Leave out the pictures and copy the remaining records exactly.

===== MATERIAL TO PROCESS

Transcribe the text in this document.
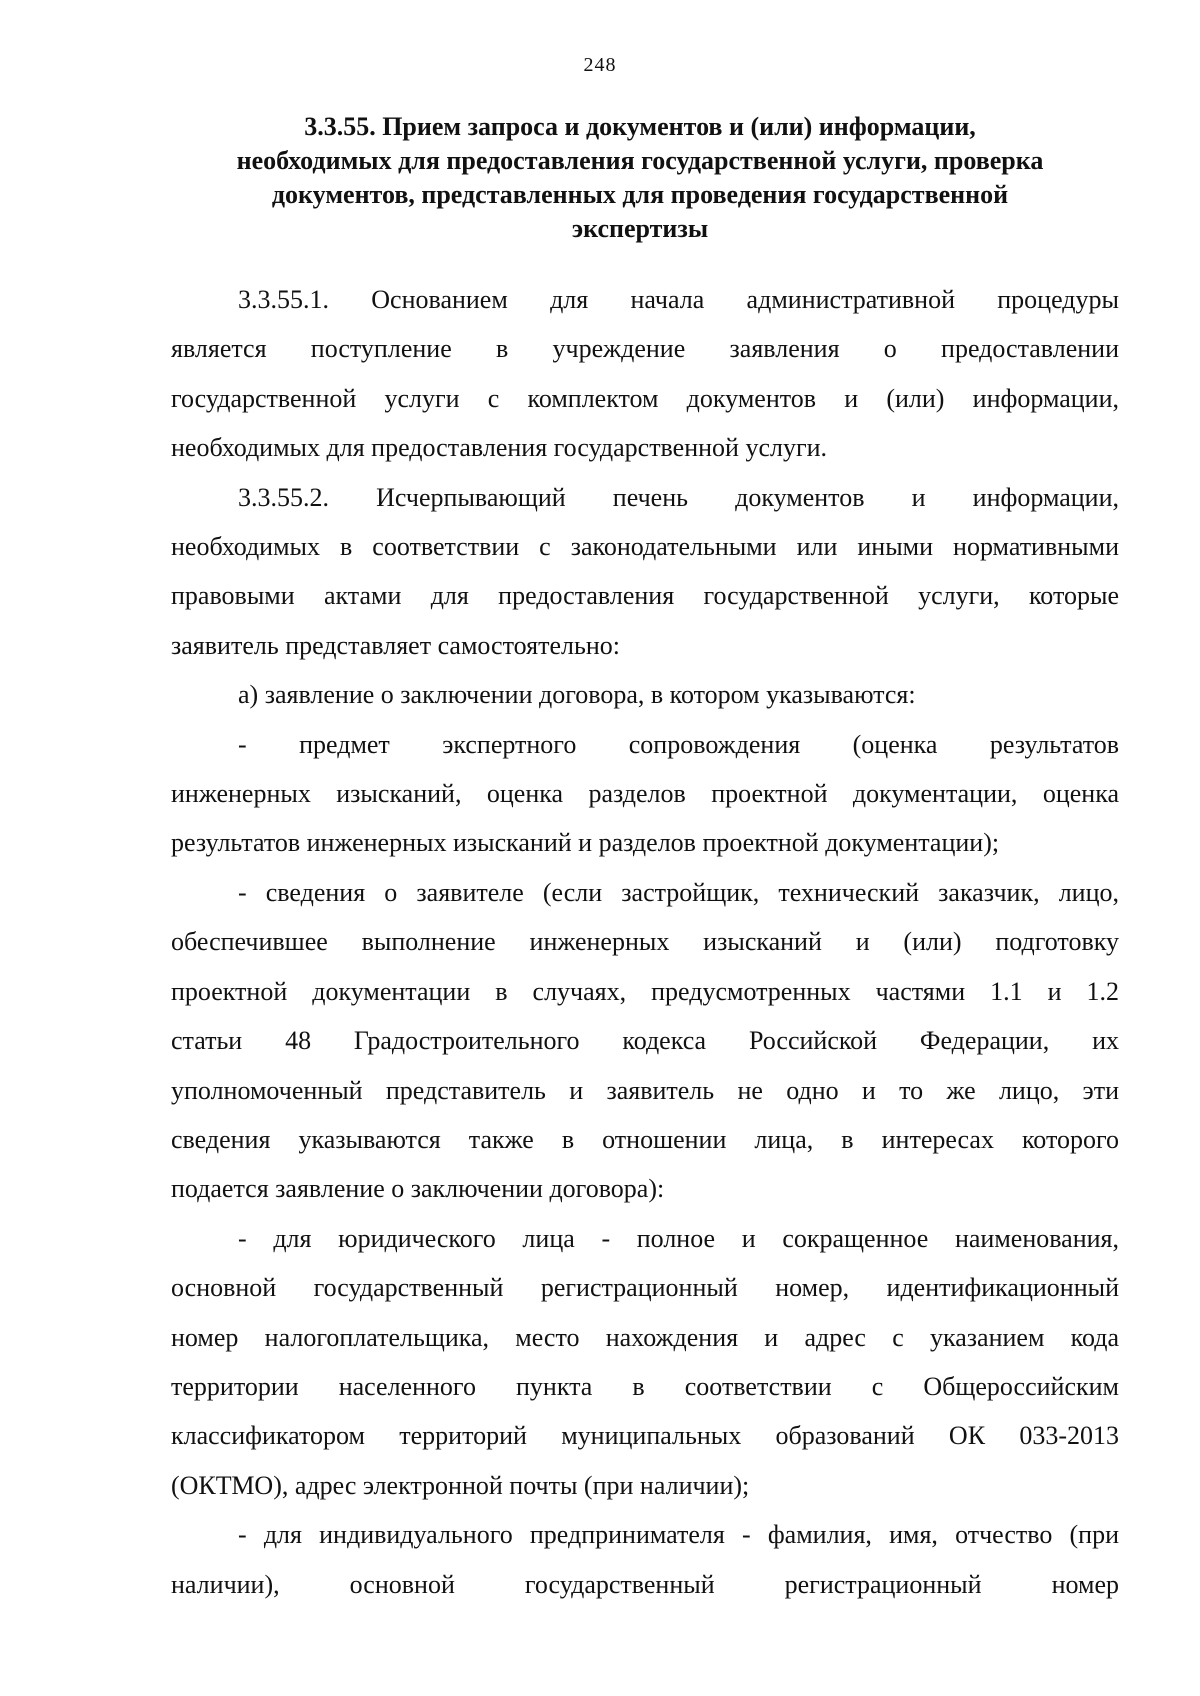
248
3.3.55. Прием запроса и документов и (или) информации,
необходимых для предоставления государственной услуги, проверка
документов, представленных для проведения государственной
экспертизы
3.3.55.1. Основанием для начала административной процедуры
является поступление в учреждение заявления о предоставлении
государственной услуги с комплектом документов и (или) информации,
необходимых для предоставления государственной услуги.
3.3.55.2. Исчерпывающий печень документов и информации,
необходимых в соответствии с законодательными или иными нормативными
правовыми актами для предоставления государственной услуги, которые
заявитель представляет самостоятельно:
а) заявление о заключении договора, в котором указываются:
- предмет экспертного сопровождения (оценка результатов
инженерных изысканий, оценка разделов проектной документации, оценка
результатов инженерных изысканий и разделов проектной документации);
- сведения о заявителе (если застройщик, технический заказчик, лицо,
обеспечившее выполнение инженерных изысканий и (или) подготовку
проектной документации в случаях, предусмотренных частями 1.1 и 1.2
статьи 48 Градостроительного кодекса Российской Федерации, их
уполномоченный представитель и заявитель не одно и то же лицо, эти
сведения указываются также в отношении лица, в интересах которого
подается заявление о заключении договора):
- для юридического лица - полное и сокращенное наименования,
основной государственный регистрационный номер, идентификационный
номер налогоплательщика, место нахождения и адрес с указанием кода
территории населенного пункта в соответствии с Общероссийским
классификатором территорий муниципальных образований ОК 033-2013
(ОКТМО), адрес электронной почты (при наличии);
- для индивидуального предпринимателя - фамилия, имя, отчество (при
наличии), основной государственный регистрационный номер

==========

■ OUTPUT
Transcribe the text in this document.
248
3.3.55. Прием запроса и документов и (или) информации,
необходимых для предоставления государственной услуги, проверка
документов, представленных для проведения государственной
экспертизы
3.3.55.1. Основанием для начала административной процедуры
является поступление в учреждение заявления о предоставлении
государственной услуги с комплектом документов и (или) информации,
необходимых для предоставления государственной услуги.
3.3.55.2. Исчерпывающий печень документов и информации,
необходимых в соответствии с законодательными или иными нормативными
правовыми актами для предоставления государственной услуги, которые
заявитель представляет самостоятельно:
а) заявление о заключении договора, в котором указываются:
- предмет экспертного сопровождения (оценка результатов
инженерных изысканий, оценка разделов проектной документации, оценка
результатов инженерных изысканий и разделов проектной документации);
- сведения о заявителе (если застройщик, технический заказчик, лицо,
обеспечившее выполнение инженерных изысканий и (или) подготовку
проектной документации в случаях, предусмотренных частями 1.1 и 1.2
статьи 48 Градостроительного кодекса Российской Федерации, их
уполномоченный представитель и заявитель не одно и то же лицо, эти
сведения указываются также в отношении лица, в интересах которого
подается заявление о заключении договора):
- для юридического лица - полное и сокращенное наименования,
основной государственный регистрационный номер, идентификационный
номер налогоплательщика, место нахождения и адрес с указанием кода
территории населенного пункта в соответствии с Общероссийским
классификатором территорий муниципальных образований ОК 033-2013
(ОКТМО), адрес электронной почты (при наличии);
- для индивидуального предпринимателя - фамилия, имя, отчество (при
наличии), основной государственный регистрационный номер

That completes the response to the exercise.